** Start of SUPPLIED RECORDS **

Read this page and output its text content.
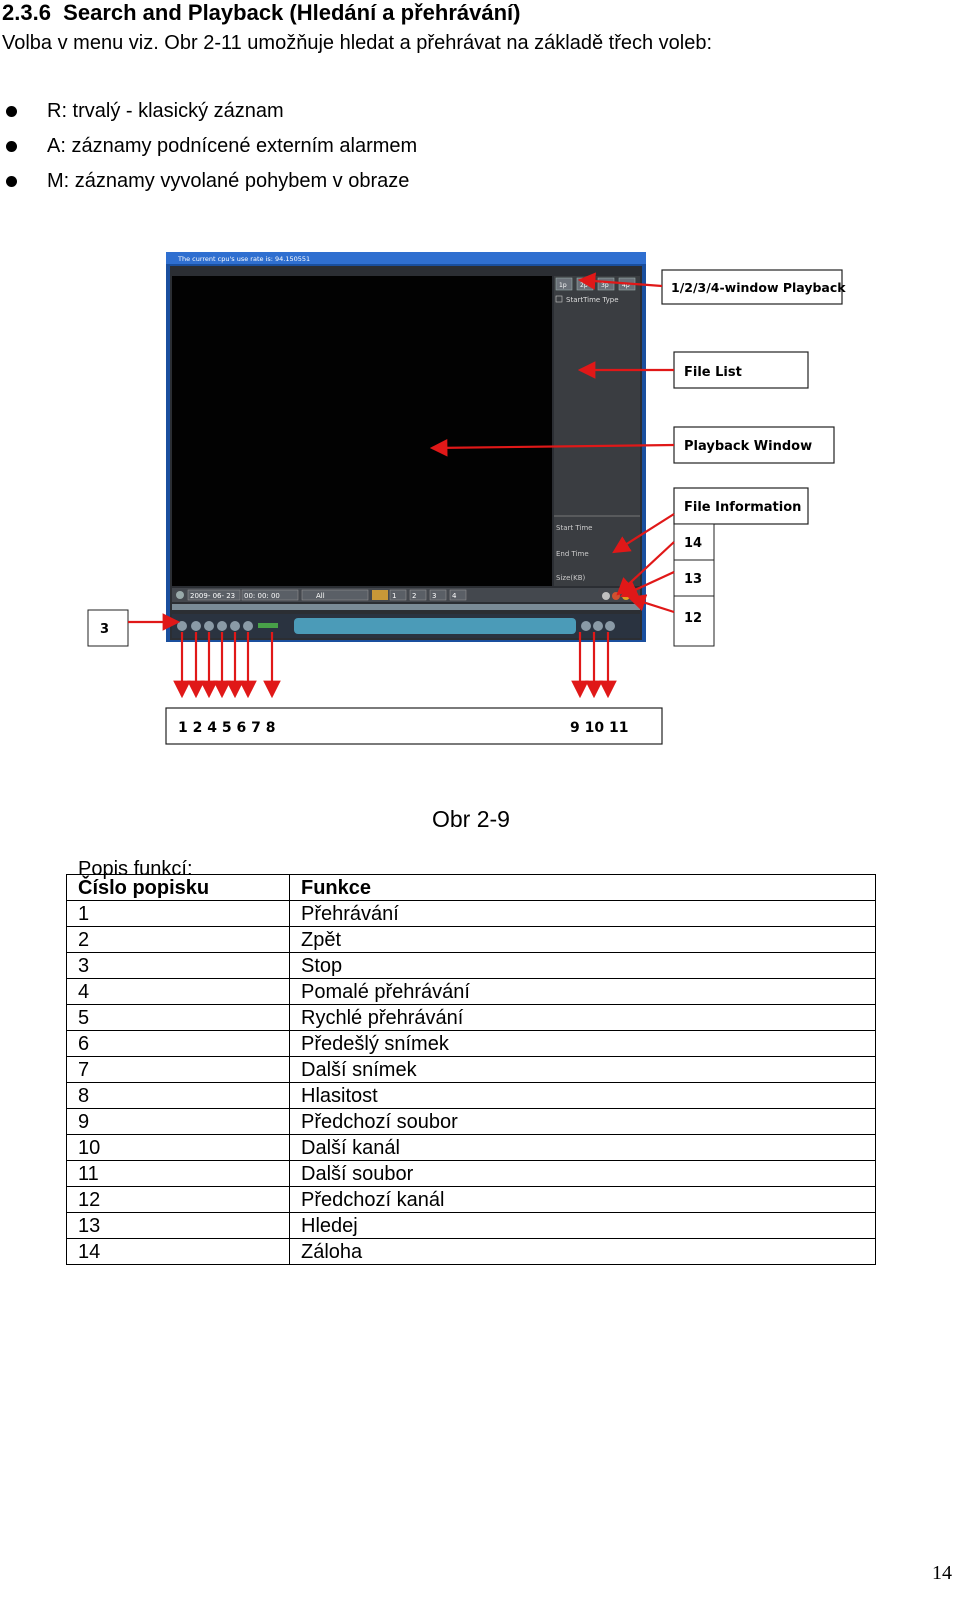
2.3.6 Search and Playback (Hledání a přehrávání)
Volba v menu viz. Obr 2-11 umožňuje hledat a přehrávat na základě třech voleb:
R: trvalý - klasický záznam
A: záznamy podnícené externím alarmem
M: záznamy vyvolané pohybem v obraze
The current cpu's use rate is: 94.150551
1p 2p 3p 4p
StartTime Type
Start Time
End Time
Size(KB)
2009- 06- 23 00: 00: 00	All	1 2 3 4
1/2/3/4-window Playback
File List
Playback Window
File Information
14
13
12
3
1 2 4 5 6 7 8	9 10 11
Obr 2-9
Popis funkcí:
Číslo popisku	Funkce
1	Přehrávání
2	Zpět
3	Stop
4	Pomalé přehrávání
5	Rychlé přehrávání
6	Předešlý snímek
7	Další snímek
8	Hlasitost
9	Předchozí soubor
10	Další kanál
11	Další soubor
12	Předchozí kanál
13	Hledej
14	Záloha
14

** End of SUPPLIED RECORDS **

WHAT THIS TASK INVOLVES => Produce an exact copy of each line of data, skipping embedded images.

RESPONSE TO THE TASK =>
Read this page and output its text content.
2.3.6 Search and Playback (Hledání a přehrávání)
Volba v menu viz. Obr 2-11 umožňuje hledat a přehrávat na základě třech voleb:
R: trvalý - klasický záznam
A: záznamy podnícené externím alarmem
M: záznamy vyvolané pohybem v obraze
The current cpu's use rate is: 94.150551
1p 2p 3p 4p
StartTime Type
Start Time
End Time
Size(KB)
2009- 06- 23 00: 00: 00	All	1 2 3 4
1/2/3/4-window Playback
File List
Playback Window
File Information
14
13
12
3
1 2 4 5 6 7 8	9 10 11
Obr 2-9
Popis funkcí:
Číslo popisku	Funkce
1	Přehrávání
2	Zpět
3	Stop
4	Pomalé přehrávání
5	Rychlé přehrávání
6	Předešlý snímek
7	Další snímek
8	Hlasitost
9	Předchozí soubor
10	Další kanál
11	Další soubor
12	Předchozí kanál
13	Hledej
14	Záloha
14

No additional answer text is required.